#### [Trecho do texto]
Também haviam lido os jornais e assistido à TV nos últimos três dias. Agora, em suas casas, todos pensavam a mesma coisa. Se a crise era tão séria, como afirmavam os entendidos, melhor seria vender em primeiro lugar.

Já era meio da noite na Europa. O sol se punha na América e nascia no Extremo Oriente. A decisão fora tomada. Os profissionais de mercado, os grandes empresários, os chineses, os magnatas do petróleo, os bombeiros de Tóquio, os administradores de fundos e toda a multidão de pequenos e médios investidores iriam vender ações na abertura dos mercados e tratar de se defender de qualquer maneira.”

Voltando ao início desta semana, realmente as bolsas americanas levaram um tombaço. Mas nada que se compare à grande queda de 1987 e ao crash de outubro de 1929.

Desta vez, o Índice Nasdaq caiu 3,43%, o S&P 500 e o Industrial Dow Jones, 3%.

Já o Ibovespa desvalorizou-se apenas 0,46%. Ou seja, apenas um pequeno escorregão, se comparado às expectativas para aquele dia.

Meu grande amigo Edwin (Ted) Arnold, já falecido, especialista em metais da Merrill Lynch, costumava dizer que “mercado que responde bem a notícias ruins, é mercado de alta.” Pois foi o que aconteceu na B3. No dia seguinte, recuperou as perdas de segunda e voltou a subir.

Os crashes têm características distintas. O de 1929, por exemplo, foi para valer. Deveu-se não só à alta brutal que o mercado apresentara nos Esfuziantes Anos Vinte (The Roaring Twenties) como ao excesso de lançamentos (IPOs) na New York Stock Exchange, muitos deles de empresas inexistentes.

Colaborou com o tombaço o fato do governo norte-americano (presidente Herbert Hoover) não ter tomado nenhuma atitude para minimizar os efeitos do crash.

Isso é assunto privado”, disse ele. Ou algo parecido.

Já o crash de segunda-feira 19 de outubro de 1987, eu assisti de camarote, pois operava futuros e opções de S&P 500 naquela época. Como sempre acontece, tudo começou com uma longa e provocada alta.

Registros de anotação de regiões
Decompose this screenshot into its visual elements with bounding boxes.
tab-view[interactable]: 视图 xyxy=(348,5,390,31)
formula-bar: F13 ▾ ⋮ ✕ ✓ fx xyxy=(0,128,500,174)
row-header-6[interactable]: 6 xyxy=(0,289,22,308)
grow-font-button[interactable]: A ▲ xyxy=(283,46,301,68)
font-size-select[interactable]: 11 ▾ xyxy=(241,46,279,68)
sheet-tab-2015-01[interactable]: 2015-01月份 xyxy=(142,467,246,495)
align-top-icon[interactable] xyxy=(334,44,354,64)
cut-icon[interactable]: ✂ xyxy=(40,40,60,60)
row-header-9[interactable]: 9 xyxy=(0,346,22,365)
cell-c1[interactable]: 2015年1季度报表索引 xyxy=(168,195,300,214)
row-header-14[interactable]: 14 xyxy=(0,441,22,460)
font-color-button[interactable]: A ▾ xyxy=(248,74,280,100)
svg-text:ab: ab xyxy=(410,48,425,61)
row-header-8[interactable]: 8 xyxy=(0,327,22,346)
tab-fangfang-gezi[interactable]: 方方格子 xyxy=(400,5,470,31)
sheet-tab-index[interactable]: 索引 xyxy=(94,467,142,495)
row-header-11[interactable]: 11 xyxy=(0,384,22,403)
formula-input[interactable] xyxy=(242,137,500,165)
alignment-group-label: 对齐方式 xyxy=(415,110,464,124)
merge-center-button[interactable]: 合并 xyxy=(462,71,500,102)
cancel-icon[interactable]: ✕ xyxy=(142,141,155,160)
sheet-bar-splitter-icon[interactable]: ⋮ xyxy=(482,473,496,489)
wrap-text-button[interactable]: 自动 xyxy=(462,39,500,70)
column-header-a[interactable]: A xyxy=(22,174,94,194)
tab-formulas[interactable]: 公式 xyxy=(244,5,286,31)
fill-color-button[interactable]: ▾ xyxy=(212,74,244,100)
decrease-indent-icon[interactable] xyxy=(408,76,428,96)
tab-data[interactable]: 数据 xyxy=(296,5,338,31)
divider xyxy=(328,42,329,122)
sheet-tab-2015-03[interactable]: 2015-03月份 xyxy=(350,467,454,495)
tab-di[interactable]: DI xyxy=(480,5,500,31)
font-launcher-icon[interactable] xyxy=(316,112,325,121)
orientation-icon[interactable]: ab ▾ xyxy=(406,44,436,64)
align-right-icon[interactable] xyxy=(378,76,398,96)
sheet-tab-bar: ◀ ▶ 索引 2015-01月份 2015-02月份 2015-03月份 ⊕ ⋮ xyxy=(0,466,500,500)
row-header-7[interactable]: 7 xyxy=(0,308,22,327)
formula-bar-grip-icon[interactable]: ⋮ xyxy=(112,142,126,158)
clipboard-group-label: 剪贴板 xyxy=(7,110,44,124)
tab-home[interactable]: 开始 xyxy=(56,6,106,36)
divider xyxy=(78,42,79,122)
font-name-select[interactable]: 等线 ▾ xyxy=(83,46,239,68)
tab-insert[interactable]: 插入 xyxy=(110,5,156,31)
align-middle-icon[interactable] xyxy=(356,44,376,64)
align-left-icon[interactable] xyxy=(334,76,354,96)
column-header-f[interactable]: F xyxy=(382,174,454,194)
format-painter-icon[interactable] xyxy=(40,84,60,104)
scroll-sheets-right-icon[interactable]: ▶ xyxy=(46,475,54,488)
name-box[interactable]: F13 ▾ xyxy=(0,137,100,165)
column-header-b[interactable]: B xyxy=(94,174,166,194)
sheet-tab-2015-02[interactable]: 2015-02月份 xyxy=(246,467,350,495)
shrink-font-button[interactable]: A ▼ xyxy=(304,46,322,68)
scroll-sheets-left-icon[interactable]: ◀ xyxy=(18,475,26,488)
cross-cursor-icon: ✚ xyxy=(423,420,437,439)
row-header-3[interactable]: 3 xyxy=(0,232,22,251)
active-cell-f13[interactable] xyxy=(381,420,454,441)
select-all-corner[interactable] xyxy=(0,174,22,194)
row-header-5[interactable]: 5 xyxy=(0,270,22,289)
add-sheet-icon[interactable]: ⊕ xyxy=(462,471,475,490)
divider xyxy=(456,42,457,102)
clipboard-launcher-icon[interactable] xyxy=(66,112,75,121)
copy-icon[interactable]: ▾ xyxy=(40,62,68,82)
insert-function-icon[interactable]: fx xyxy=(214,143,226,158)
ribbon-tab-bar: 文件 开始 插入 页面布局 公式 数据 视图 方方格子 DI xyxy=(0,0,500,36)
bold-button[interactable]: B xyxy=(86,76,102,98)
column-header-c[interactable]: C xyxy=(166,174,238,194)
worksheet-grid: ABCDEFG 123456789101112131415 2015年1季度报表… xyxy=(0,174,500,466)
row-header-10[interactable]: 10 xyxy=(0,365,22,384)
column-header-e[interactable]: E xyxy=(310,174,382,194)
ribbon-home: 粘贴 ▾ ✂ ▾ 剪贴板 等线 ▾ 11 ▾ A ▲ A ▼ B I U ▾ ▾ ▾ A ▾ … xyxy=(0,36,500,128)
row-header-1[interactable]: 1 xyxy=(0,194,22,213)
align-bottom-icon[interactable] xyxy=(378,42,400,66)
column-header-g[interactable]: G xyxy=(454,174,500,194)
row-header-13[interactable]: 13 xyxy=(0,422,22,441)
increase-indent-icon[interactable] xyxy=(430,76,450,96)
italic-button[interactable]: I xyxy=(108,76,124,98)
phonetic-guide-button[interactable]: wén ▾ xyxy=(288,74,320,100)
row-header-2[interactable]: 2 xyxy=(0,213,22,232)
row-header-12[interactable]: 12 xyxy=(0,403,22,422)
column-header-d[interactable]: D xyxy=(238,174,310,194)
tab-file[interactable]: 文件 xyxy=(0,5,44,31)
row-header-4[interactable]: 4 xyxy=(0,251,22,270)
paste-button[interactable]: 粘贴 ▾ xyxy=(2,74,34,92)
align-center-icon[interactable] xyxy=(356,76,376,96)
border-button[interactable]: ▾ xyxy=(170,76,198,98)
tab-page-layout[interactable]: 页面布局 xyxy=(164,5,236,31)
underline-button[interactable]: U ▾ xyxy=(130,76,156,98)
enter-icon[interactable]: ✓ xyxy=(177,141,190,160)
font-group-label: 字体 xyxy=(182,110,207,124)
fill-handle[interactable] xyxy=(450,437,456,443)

#### [Enunciado A]
De acordo com o trecho sobre as quedas das bolsas, qual foi a queda percentual do Índice Nasdaq no início desta semana?
#### [Enunciado B]
Dê continuidade ao trecho sobre as quedas das bolsas a partir da última frase apresentada.
A listagem não guarda relação alguma com o trecho.

#### [Resposta do exercício A]
O Índice Nasdaq caiu 3,43%.

#### [Resposta do exercício B]
Tal como escrevi acima no trecho selecionado de “Os mercadores da noite”, na sexta-feira, dia 16, o mercado de ações fechou com os gráficos de curto médio e longo prazo rompendo suportes.

Na segunda, 19, o Dow Jones e o S&P 500 (naquela ocasião, o índice Nasdaq não tinha representatividade) operaram no precipício.

Quem fez stops naquele dia, se deu mal, muito mal. Por outro lado, os corajosos que compraram nas mínimas lograram as melhores oportunidades já oferecidas pelo mercado americano de ações em todos os tempos.

Tanto é assim que, contando todo o ano de 1987, ao contrário de 1929, a Bolsa de Valores de Nova York fechou em alta. Alta mínima, mas fechou.

Boa parte do mérito desse desempenho se deve ao então chairman do FED, Alan Greenspan, ao presidente Ronald Reagan e aos grandes bancos americanos. Greenspan inundou o mercado de liquidez, comprando Treasury Bonds e Treasury Bills.

Reagan telefonou para os chairmen das grandes corporations, pedindo-lhes que comprassem, em Bolsa, ações de suas próprias empresas.

Finalmente, a maioria dos bancos reduziu sua prime rate, que na época o mercado considerava mais importante do que os juros básicos do FOMC como atualmente.

Portanto, crash mesmo, para valer, só o de 1929.

Um abraço para todos os leitores.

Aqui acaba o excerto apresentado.